* **REQUEST**
Extract every line where the string "with" appears.

Extracted records
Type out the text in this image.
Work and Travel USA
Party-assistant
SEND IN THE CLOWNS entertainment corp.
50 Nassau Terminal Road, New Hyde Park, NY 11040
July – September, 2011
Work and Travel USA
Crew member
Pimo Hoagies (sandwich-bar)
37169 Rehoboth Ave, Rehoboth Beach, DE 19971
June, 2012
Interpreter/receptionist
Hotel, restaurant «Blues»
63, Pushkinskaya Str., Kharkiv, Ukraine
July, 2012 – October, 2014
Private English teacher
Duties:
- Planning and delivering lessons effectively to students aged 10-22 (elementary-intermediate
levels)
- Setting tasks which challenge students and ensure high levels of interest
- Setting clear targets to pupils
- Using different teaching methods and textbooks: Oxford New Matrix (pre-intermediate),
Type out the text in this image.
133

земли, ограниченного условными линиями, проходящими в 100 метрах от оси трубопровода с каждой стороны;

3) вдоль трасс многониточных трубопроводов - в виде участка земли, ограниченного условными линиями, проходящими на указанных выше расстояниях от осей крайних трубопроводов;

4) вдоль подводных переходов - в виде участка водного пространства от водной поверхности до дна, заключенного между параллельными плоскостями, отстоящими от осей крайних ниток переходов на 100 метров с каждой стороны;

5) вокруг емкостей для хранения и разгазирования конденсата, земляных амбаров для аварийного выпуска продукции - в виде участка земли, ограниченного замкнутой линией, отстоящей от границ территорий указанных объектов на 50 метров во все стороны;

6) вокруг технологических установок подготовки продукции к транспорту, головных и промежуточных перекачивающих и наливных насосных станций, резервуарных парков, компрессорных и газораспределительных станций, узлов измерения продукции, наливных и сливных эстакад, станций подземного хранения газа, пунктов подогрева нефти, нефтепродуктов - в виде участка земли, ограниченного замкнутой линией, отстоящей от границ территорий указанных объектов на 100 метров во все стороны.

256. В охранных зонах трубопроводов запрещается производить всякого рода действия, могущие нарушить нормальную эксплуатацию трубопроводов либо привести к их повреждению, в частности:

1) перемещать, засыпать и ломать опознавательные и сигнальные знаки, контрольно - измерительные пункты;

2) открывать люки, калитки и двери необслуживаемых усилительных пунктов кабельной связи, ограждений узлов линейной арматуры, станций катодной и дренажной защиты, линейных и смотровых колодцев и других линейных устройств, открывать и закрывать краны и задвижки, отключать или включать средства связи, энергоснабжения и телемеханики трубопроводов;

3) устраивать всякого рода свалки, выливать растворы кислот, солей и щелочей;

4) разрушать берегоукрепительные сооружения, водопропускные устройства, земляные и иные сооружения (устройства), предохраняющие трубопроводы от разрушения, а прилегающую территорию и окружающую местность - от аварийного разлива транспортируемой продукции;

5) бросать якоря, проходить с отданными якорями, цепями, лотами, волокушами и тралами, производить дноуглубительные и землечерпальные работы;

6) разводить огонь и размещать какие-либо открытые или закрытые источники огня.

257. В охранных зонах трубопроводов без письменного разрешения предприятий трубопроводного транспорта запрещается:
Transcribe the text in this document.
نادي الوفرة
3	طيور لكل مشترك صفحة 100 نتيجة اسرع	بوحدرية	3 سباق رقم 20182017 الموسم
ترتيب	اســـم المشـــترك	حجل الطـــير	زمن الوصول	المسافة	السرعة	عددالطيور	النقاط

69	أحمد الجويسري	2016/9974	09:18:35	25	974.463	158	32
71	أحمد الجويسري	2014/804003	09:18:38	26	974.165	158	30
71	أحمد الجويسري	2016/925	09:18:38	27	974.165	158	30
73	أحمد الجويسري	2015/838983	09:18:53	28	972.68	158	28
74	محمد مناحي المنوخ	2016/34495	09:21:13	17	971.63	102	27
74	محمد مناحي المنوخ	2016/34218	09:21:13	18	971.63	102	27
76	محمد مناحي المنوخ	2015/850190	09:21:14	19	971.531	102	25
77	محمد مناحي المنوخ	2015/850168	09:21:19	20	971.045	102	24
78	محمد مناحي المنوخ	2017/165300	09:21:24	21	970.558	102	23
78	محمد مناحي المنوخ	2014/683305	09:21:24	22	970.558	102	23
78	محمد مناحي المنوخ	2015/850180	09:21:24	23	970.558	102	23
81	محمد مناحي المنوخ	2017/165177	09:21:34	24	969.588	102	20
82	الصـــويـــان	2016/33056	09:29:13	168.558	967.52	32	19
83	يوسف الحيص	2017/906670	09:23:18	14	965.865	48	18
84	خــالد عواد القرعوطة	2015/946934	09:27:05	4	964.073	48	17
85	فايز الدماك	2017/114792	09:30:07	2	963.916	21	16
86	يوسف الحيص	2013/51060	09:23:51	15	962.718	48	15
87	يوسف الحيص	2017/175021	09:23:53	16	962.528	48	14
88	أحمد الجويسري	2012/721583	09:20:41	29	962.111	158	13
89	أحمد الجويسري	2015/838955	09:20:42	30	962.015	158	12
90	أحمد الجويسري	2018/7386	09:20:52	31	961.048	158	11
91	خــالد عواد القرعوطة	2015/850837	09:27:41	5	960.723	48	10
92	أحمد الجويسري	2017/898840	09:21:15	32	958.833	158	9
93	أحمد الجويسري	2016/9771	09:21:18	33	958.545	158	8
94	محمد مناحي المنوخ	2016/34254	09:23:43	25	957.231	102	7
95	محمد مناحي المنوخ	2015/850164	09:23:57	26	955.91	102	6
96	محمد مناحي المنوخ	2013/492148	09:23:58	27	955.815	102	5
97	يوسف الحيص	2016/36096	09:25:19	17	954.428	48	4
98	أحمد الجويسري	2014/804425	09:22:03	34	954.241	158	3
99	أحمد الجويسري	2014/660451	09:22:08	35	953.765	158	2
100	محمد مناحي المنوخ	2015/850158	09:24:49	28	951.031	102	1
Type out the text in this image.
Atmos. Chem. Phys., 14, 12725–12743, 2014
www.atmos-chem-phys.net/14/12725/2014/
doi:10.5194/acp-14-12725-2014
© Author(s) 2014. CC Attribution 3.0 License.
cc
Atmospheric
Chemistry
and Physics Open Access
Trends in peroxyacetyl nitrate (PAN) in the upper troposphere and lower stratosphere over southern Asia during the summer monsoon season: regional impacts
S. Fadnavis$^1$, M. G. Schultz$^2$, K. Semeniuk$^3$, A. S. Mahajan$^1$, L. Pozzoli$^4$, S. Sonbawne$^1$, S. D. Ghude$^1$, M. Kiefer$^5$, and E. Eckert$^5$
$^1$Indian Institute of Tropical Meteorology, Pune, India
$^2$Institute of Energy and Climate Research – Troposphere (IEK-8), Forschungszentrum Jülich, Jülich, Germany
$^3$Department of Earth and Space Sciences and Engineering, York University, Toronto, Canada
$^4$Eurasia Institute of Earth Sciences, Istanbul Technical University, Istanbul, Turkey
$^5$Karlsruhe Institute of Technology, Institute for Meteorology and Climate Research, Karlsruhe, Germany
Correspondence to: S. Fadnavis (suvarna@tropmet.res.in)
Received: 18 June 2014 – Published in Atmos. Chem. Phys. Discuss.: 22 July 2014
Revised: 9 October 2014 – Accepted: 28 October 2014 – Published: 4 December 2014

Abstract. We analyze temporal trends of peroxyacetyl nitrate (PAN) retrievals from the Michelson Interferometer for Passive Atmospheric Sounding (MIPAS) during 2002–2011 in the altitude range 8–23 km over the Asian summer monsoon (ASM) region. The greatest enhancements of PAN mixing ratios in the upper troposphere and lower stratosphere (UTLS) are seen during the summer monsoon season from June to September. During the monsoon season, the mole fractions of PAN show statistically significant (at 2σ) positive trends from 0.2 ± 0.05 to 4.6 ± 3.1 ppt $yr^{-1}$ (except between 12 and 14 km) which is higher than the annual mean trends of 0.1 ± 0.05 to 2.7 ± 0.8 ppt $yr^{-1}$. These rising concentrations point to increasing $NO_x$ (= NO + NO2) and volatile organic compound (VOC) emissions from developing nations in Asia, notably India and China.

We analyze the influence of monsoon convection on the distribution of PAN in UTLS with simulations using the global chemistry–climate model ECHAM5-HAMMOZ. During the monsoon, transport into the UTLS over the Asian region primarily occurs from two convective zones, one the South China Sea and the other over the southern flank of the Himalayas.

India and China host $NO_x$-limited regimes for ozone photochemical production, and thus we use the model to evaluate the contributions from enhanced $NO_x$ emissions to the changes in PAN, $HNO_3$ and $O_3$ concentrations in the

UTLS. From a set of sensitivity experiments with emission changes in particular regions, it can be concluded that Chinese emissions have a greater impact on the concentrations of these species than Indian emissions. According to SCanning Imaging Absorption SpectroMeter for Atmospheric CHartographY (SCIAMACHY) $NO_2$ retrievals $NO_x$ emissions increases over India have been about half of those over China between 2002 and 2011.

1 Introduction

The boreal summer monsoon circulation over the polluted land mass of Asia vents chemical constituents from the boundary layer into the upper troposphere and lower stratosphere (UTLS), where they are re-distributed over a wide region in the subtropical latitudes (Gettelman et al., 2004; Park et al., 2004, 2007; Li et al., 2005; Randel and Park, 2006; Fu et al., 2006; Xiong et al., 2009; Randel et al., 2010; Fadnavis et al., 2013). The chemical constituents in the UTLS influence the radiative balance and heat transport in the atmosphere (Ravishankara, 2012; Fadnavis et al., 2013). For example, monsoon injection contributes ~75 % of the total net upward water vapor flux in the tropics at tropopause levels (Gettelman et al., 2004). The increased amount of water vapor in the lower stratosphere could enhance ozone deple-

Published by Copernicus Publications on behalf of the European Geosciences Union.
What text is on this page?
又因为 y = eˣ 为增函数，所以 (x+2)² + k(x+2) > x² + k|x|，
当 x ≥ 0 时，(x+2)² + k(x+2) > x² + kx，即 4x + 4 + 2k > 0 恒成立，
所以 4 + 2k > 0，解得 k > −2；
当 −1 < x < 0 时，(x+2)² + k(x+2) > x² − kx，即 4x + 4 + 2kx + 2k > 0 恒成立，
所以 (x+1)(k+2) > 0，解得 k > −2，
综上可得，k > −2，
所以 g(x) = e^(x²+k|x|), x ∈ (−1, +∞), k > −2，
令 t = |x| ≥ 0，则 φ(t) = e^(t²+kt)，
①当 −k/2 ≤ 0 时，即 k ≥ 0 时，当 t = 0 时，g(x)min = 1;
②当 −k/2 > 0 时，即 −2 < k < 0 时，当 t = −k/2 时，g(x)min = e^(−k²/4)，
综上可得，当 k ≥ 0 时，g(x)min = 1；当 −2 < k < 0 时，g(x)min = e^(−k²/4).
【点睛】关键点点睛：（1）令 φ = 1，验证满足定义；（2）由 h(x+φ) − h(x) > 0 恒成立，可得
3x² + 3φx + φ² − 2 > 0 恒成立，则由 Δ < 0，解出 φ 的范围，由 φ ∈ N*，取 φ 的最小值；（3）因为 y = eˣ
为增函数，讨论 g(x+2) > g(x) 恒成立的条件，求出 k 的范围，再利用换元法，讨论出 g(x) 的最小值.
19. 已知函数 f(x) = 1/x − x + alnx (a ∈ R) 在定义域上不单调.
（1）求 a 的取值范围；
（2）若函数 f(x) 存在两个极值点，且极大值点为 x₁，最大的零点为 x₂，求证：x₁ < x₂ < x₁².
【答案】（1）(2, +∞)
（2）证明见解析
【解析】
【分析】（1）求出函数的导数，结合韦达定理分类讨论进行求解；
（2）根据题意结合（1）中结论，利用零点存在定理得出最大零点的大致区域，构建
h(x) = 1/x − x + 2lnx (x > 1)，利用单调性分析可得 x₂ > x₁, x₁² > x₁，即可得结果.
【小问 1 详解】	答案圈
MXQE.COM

* **EXERCISE RESULT**
We analyze the influence of monsoon convection on the distribution of PAN in UTLS with simulations using the global chemistry–climate model ECHAM5-HAMMOZ. During the monsoon, transport into the UTLS over the Asian region primarily occurs from two convective zones, one the South China Sea and the other over the southern flank of the Himalayas.
UTLS. From a set of sensitivity experiments with emission changes in particular regions, it can be concluded that Chinese emissions have a greater impact on the concentrations of these species than Indian emissions. According to SCanning Imaging Absorption SpectroMeter for Atmospheric CHartographY (SCIAMACHY) $NO_2$ retrievals $NO_x$ emissions increases over India have been about half of those over China between 2002 and 2011.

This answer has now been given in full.